+++ Data supplied

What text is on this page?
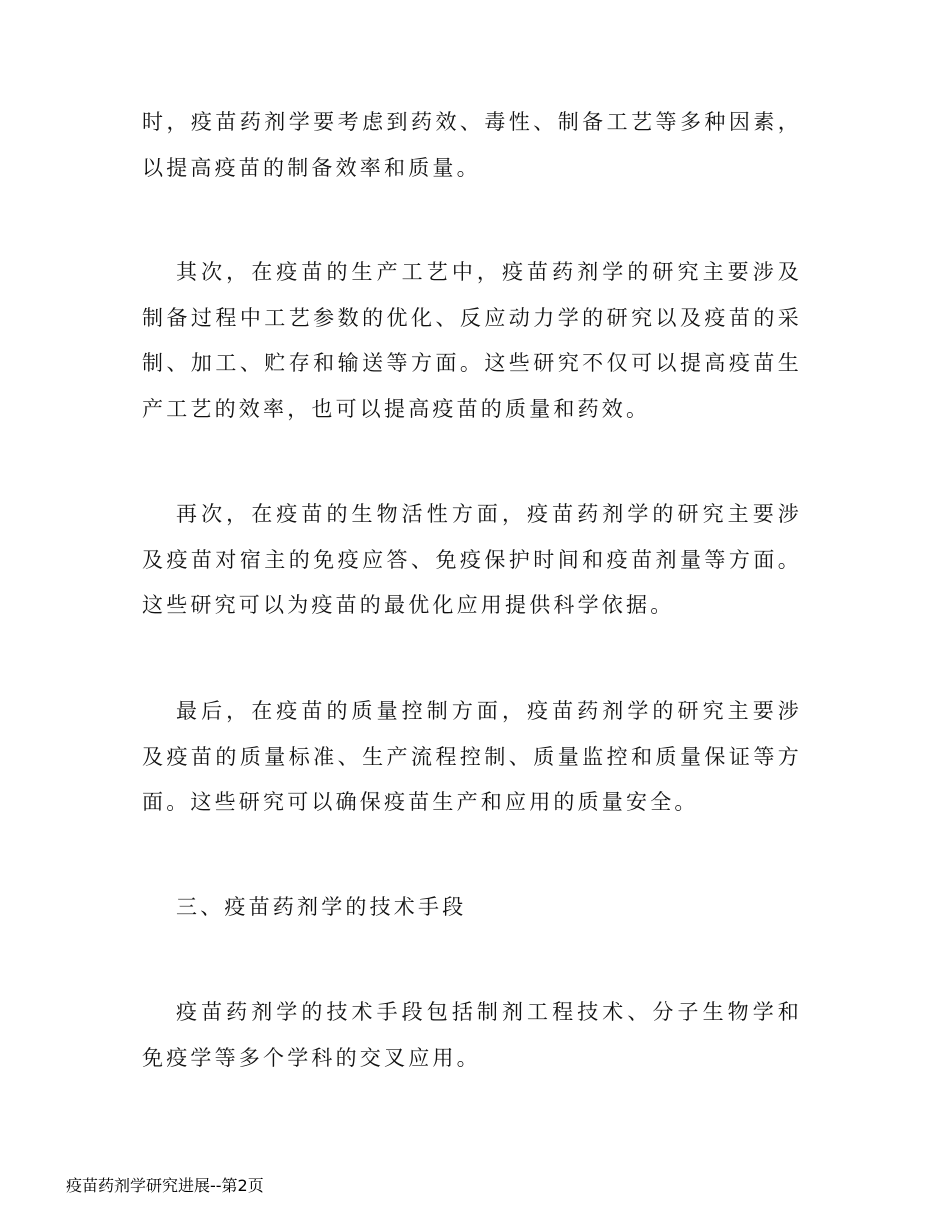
时，疫苗药剂学要考虑到药效、毒性、制备工艺等多种因素，以提高疫苗的制备效率和质量。

其次，在疫苗的生产工艺中，疫苗药剂学的研究主要涉及制备过程中工艺参数的优化、反应动力学的研究以及疫苗的采制、加工、贮存和输送等方面。这些研究不仅可以提高疫苗生产工艺的效率，也可以提高疫苗的质量和药效。

再次，在疫苗的生物活性方面，疫苗药剂学的研究主要涉及疫苗对宿主的免疫应答、免疫保护时间和疫苗剂量等方面。这些研究可以为疫苗的最优化应用提供科学依据。

最后，在疫苗的质量控制方面，疫苗药剂学的研究主要涉及疫苗的质量标准、生产流程控制、质量监控和质量保证等方面。这些研究可以确保疫苗生产和应用的质量安全。

三、疫苗药剂学的技术手段

疫苗药剂学的技术手段包括制剂工程技术、分子生物学和免疫学等多个学科的交叉应用。

疫苗药剂学研究进展--第2页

++++++

» **Task statement**
Quote every record above exactly, leaving out any pictures.

» **Exercise output**
What text is on this page?
时，疫苗药剂学要考虑到药效、毒性、制备工艺等多种因素，以提高疫苗的制备效率和质量。

其次，在疫苗的生产工艺中，疫苗药剂学的研究主要涉及制备过程中工艺参数的优化、反应动力学的研究以及疫苗的采制、加工、贮存和输送等方面。这些研究不仅可以提高疫苗生产工艺的效率，也可以提高疫苗的质量和药效。

再次，在疫苗的生物活性方面，疫苗药剂学的研究主要涉及疫苗对宿主的免疫应答、免疫保护时间和疫苗剂量等方面。这些研究可以为疫苗的最优化应用提供科学依据。

最后，在疫苗的质量控制方面，疫苗药剂学的研究主要涉及疫苗的质量标准、生产流程控制、质量监控和质量保证等方面。这些研究可以确保疫苗生产和应用的质量安全。

三、疫苗药剂学的技术手段

疫苗药剂学的技术手段包括制剂工程技术、分子生物学和免疫学等多个学科的交叉应用。

疫苗药剂学研究进展--第2页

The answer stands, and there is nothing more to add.